▸ **EXERCISE DETAILS**:
Which lines in the records below contain the word "something"? Copy each of them.

(Recorded data)
--- Start ---

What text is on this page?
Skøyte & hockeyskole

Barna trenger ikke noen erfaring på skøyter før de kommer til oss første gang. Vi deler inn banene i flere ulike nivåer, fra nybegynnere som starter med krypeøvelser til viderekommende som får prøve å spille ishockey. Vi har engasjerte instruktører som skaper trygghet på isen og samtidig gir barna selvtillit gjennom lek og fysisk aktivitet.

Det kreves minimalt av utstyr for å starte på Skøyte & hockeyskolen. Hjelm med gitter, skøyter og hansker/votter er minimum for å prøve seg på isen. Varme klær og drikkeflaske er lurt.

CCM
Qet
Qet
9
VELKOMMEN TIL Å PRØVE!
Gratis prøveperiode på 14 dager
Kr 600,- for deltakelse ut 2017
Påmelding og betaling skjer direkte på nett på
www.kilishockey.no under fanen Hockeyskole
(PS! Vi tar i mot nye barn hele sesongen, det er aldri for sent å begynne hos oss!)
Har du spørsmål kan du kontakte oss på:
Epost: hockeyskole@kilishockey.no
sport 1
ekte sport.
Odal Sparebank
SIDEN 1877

--- End ---
--- Start ---

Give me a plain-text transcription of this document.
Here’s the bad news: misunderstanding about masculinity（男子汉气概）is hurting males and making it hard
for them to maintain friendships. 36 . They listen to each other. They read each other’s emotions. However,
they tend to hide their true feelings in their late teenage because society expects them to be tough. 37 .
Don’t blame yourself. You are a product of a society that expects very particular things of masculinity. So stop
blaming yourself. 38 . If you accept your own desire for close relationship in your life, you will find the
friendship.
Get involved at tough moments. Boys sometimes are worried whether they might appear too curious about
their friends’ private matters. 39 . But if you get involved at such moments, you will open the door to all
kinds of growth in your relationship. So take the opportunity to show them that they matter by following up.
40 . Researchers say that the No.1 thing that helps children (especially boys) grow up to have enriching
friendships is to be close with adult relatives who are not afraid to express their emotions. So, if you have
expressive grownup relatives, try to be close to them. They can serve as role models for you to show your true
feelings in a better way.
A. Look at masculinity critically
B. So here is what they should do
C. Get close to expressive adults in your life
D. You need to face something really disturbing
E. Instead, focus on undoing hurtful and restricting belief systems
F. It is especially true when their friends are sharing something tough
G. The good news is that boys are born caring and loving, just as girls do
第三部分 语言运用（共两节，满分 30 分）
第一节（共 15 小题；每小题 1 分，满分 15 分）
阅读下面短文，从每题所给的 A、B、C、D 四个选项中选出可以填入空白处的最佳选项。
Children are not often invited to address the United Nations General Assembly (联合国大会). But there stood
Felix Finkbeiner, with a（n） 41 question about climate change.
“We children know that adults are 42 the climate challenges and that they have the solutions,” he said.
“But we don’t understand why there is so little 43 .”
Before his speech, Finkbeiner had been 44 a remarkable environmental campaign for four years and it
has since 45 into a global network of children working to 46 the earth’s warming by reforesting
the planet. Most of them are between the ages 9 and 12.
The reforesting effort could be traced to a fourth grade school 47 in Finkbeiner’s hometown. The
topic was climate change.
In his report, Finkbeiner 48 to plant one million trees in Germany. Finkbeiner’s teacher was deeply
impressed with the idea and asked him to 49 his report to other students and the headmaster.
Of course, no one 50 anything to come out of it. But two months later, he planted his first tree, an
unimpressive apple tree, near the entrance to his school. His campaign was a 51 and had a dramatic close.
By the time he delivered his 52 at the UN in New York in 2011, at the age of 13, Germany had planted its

--- End ---

▸ **FINAL ANSWER**:
D. You need to face something really disturbing
F. It is especially true when their friends are sharing something tough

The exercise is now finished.